Recorded data
'''

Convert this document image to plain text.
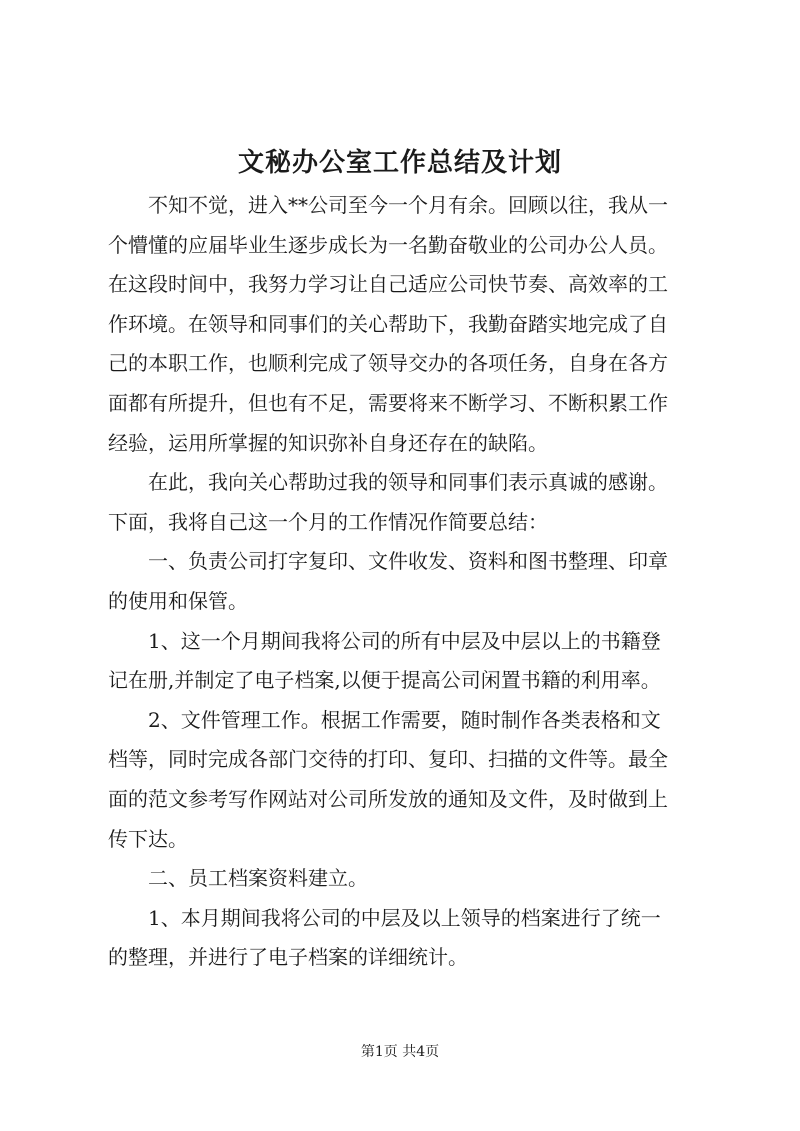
文秘办公室工作总结及计划

不知不觉，进入**公司至今一个月有余。回顾以往，我从一
个懵懂的应届毕业生逐步成长为一名勤奋敬业的公司办公人员。
在这段时间中，我努力学习让自己适应公司快节奏、高效率的工
作环境。在领导和同事们的关心帮助下，我勤奋踏实地完成了自
己的本职工作，也顺利完成了领导交办的各项任务，自身在各方
面都有所提升，但也有不足，需要将来不断学习、不断积累工作
经验，运用所掌握的知识弥补自身还存在的缺陷。

在此，我向关心帮助过我的领导和同事们表示真诚的感谢。
下面，我将自己这一个月的工作情况作简要总结：

一、负责公司打字复印、文件收发、资料和图书整理、印章
的使用和保管。

1、这一个月期间我将公司的所有中层及中层以上的书籍登
记在册,并制定了电子档案,以便于提高公司闲置书籍的利用率。

2、文件管理工作。根据工作需要，随时制作各类表格和文
档等，同时完成各部门交待的打印、复印、扫描的文件等。最全
面的范文参考写作网站对公司所发放的通知及文件，及时做到上
传下达。

二、员工档案资料建立。

1、本月期间我将公司的中层及以上领导的档案进行了统一
的整理，并进行了电子档案的详细统计。

第1页 共4页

'''

- DO THIS
Using the records above, retype everything exactly except the pictures.

- ANSWER FOR THIS EXERCISE
Convert this document image to plain text.
文秘办公室工作总结及计划

不知不觉，进入**公司至今一个月有余。回顾以往，我从一
个懵懂的应届毕业生逐步成长为一名勤奋敬业的公司办公人员。
在这段时间中，我努力学习让自己适应公司快节奏、高效率的工
作环境。在领导和同事们的关心帮助下，我勤奋踏实地完成了自
己的本职工作，也顺利完成了领导交办的各项任务，自身在各方
面都有所提升，但也有不足，需要将来不断学习、不断积累工作
经验，运用所掌握的知识弥补自身还存在的缺陷。

在此，我向关心帮助过我的领导和同事们表示真诚的感谢。
下面，我将自己这一个月的工作情况作简要总结：

一、负责公司打字复印、文件收发、资料和图书整理、印章
的使用和保管。

1、这一个月期间我将公司的所有中层及中层以上的书籍登
记在册,并制定了电子档案,以便于提高公司闲置书籍的利用率。

2、文件管理工作。根据工作需要，随时制作各类表格和文
档等，同时完成各部门交待的打印、复印、扫描的文件等。最全
面的范文参考写作网站对公司所发放的通知及文件，及时做到上
传下达。

二、员工档案资料建立。

1、本月期间我将公司的中层及以上领导的档案进行了统一
的整理，并进行了电子档案的详细统计。

第1页 共4页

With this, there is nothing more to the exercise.